▸ Requirement:
Reproduce all records verbatim.

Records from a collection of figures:
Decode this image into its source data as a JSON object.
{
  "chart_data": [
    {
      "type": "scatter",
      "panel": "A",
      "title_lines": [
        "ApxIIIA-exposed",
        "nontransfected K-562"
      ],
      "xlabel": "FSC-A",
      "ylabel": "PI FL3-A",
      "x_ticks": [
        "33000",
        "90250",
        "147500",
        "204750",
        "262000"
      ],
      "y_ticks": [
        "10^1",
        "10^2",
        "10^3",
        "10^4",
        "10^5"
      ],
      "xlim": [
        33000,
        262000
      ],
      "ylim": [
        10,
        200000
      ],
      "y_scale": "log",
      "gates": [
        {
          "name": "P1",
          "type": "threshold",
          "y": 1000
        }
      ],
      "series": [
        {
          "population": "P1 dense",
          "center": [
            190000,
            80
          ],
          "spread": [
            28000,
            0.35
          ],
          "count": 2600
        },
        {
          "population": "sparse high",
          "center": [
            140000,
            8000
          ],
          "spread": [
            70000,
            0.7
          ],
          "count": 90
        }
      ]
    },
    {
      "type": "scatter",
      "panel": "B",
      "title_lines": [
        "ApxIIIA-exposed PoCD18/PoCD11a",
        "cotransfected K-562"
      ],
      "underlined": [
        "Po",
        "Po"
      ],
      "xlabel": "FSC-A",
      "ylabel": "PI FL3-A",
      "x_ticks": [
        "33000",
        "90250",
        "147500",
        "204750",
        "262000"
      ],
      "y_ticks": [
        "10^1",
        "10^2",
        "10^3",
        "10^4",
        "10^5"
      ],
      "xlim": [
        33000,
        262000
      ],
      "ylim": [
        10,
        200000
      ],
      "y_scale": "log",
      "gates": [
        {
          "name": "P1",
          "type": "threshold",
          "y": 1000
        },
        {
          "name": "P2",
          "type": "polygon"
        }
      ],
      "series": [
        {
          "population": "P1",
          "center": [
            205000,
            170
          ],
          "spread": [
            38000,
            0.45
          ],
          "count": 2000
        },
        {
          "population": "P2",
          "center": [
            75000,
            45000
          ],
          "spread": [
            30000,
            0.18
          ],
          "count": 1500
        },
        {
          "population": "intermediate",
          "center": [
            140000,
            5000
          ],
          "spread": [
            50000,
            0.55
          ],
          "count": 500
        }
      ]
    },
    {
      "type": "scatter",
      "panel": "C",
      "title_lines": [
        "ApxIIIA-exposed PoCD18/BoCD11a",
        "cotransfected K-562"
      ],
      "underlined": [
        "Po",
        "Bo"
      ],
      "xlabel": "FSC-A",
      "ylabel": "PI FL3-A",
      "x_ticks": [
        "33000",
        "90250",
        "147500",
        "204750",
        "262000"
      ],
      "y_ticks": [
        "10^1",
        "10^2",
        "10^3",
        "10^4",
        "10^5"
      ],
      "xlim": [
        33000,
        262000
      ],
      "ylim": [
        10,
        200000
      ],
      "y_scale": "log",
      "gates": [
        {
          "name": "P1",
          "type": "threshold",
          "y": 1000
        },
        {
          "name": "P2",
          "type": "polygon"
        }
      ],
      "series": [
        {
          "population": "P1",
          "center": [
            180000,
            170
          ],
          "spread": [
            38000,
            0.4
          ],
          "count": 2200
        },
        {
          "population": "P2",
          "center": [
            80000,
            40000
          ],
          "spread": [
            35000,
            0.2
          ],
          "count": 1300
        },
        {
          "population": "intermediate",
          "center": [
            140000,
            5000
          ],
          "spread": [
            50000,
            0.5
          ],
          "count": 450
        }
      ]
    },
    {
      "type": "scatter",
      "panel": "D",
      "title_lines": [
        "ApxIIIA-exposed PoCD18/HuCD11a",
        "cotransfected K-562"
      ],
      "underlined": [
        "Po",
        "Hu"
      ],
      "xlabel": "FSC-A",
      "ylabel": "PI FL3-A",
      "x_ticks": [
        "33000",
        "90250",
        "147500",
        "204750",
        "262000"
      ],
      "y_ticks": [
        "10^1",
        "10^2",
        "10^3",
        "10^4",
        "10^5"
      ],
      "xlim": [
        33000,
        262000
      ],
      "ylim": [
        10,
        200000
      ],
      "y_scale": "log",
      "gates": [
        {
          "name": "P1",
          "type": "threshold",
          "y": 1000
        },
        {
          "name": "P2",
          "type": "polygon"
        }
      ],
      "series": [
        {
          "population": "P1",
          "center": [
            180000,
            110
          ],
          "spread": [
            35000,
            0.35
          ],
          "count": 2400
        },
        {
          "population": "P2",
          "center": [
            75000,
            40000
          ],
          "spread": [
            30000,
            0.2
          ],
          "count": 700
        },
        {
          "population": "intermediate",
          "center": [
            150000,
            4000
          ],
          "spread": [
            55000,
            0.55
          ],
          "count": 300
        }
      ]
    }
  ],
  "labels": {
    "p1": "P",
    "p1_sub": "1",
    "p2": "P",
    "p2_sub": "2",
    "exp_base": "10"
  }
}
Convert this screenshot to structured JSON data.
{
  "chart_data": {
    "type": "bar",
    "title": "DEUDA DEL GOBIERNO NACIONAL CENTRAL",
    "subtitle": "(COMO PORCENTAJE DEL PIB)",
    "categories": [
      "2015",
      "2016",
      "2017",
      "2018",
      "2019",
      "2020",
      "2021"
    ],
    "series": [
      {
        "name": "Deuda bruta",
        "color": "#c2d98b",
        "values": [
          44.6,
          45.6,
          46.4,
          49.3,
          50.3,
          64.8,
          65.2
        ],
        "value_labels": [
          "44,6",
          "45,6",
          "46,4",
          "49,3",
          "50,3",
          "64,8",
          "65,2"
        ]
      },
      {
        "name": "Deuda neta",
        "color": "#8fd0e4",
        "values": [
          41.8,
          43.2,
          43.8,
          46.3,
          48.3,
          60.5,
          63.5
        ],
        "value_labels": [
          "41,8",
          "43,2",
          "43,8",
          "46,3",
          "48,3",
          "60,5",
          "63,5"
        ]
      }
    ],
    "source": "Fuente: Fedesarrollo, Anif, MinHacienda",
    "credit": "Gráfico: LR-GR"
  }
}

▸ Output:
Decode this image into its source data as a JSON object.
{
  "chart_data": [
    {
      "type": "scatter",
      "panel": "A",
      "title_lines": [
        "ApxIIIA-exposed",
        "nontransfected K-562"
      ],
      "xlabel": "FSC-A",
      "ylabel": "PI FL3-A",
      "x_ticks": [
        "33000",
        "90250",
        "147500",
        "204750",
        "262000"
      ],
      "y_ticks": [
        "10^1",
        "10^2",
        "10^3",
        "10^4",
        "10^5"
      ],
      "xlim": [
        33000,
        262000
      ],
      "ylim": [
        10,
        200000
      ],
      "y_scale": "log",
      "gates": [
        {
          "name": "P1",
          "type": "threshold",
          "y": 1000
        }
      ],
      "series": [
        {
          "population": "P1 dense",
          "center": [
            190000,
            80
          ],
          "spread": [
            28000,
            0.35
          ],
          "count": 2600
        },
        {
          "population": "sparse high",
          "center": [
            140000,
            8000
          ],
          "spread": [
            70000,
            0.7
          ],
          "count": 90
        }
      ]
    },
    {
      "type": "scatter",
      "panel": "B",
      "title_lines": [
        "ApxIIIA-exposed PoCD18/PoCD11a",
        "cotransfected K-562"
      ],
      "underlined": [
        "Po",
        "Po"
      ],
      "xlabel": "FSC-A",
      "ylabel": "PI FL3-A",
      "x_ticks": [
        "33000",
        "90250",
        "147500",
        "204750",
        "262000"
      ],
      "y_ticks": [
        "10^1",
        "10^2",
        "10^3",
        "10^4",
        "10^5"
      ],
      "xlim": [
        33000,
        262000
      ],
      "ylim": [
        10,
        200000
      ],
      "y_scale": "log",
      "gates": [
        {
          "name": "P1",
          "type": "threshold",
          "y": 1000
        },
        {
          "name": "P2",
          "type": "polygon"
        }
      ],
      "series": [
        {
          "population": "P1",
          "center": [
            205000,
            170
          ],
          "spread": [
            38000,
            0.45
          ],
          "count": 2000
        },
        {
          "population": "P2",
          "center": [
            75000,
            45000
          ],
          "spread": [
            30000,
            0.18
          ],
          "count": 1500
        },
        {
          "population": "intermediate",
          "center": [
            140000,
            5000
          ],
          "spread": [
            50000,
            0.55
          ],
          "count": 500
        }
      ]
    },
    {
      "type": "scatter",
      "panel": "C",
      "title_lines": [
        "ApxIIIA-exposed PoCD18/BoCD11a",
        "cotransfected K-562"
      ],
      "underlined": [
        "Po",
        "Bo"
      ],
      "xlabel": "FSC-A",
      "ylabel": "PI FL3-A",
      "x_ticks": [
        "33000",
        "90250",
        "147500",
        "204750",
        "262000"
      ],
      "y_ticks": [
        "10^1",
        "10^2",
        "10^3",
        "10^4",
        "10^5"
      ],
      "xlim": [
        33000,
        262000
      ],
      "ylim": [
        10,
        200000
      ],
      "y_scale": "log",
      "gates": [
        {
          "name": "P1",
          "type": "threshold",
          "y": 1000
        },
        {
          "name": "P2",
          "type": "polygon"
        }
      ],
      "series": [
        {
          "population": "P1",
          "center": [
            180000,
            170
          ],
          "spread": [
            38000,
            0.4
          ],
          "count": 2200
        },
        {
          "population": "P2",
          "center": [
            80000,
            40000
          ],
          "spread": [
            35000,
            0.2
          ],
          "count": 1300
        },
        {
          "population": "intermediate",
          "center": [
            140000,
            5000
          ],
          "spread": [
            50000,
            0.5
          ],
          "count": 450
        }
      ]
    },
    {
      "type": "scatter",
      "panel": "D",
      "title_lines": [
        "ApxIIIA-exposed PoCD18/HuCD11a",
        "cotransfected K-562"
      ],
      "underlined": [
        "Po",
        "Hu"
      ],
      "xlabel": "FSC-A",
      "ylabel": "PI FL3-A",
      "x_ticks": [
        "33000",
        "90250",
        "147500",
        "204750",
        "262000"
      ],
      "y_ticks": [
        "10^1",
        "10^2",
        "10^3",
        "10^4",
        "10^5"
      ],
      "xlim": [
        33000,
        262000
      ],
      "ylim": [
        10,
        200000
      ],
      "y_scale": "log",
      "gates": [
        {
          "name": "P1",
          "type": "threshold",
          "y": 1000
        },
        {
          "name": "P2",
          "type": "polygon"
        }
      ],
      "series": [
        {
          "population": "P1",
          "center": [
            180000,
            110
          ],
          "spread": [
            35000,
            0.35
          ],
          "count": 2400
        },
        {
          "population": "P2",
          "center": [
            75000,
            40000
          ],
          "spread": [
            30000,
            0.2
          ],
          "count": 700
        },
        {
          "population": "intermediate",
          "center": [
            150000,
            4000
          ],
          "spread": [
            55000,
            0.55
          ],
          "count": 300
        }
      ]
    }
  ],
  "labels": {
    "p1": "P",
    "p1_sub": "1",
    "p2": "P",
    "p2_sub": "2",
    "exp_base": "10"
  }
}
Convert this screenshot to structured JSON data.
{
  "chart_data": {
    "type": "bar",
    "title": "DEUDA DEL GOBIERNO NACIONAL CENTRAL",
    "subtitle": "(COMO PORCENTAJE DEL PIB)",
    "categories": [
      "2015",
      "2016",
      "2017",
      "2018",
      "2019",
      "2020",
      "2021"
    ],
    "series": [
      {
        "name": "Deuda bruta",
        "color": "#c2d98b",
        "values": [
          44.6,
          45.6,
          46.4,
          49.3,
          50.3,
          64.8,
          65.2
        ],
        "value_labels": [
          "44,6",
          "45,6",
          "46,4",
          "49,3",
          "50,3",
          "64,8",
          "65,2"
        ]
      },
      {
        "name": "Deuda neta",
        "color": "#8fd0e4",
        "values": [
          41.8,
          43.2,
          43.8,
          46.3,
          48.3,
          60.5,
          63.5
        ],
        "value_labels": [
          "41,8",
          "43,2",
          "43,8",
          "46,3",
          "48,3",
          "60,5",
          "63,5"
        ]
      }
    ],
    "source": "Fuente: Fedesarrollo, Anif, MinHacienda",
    "credit": "Gráfico: LR-GR"
  }
}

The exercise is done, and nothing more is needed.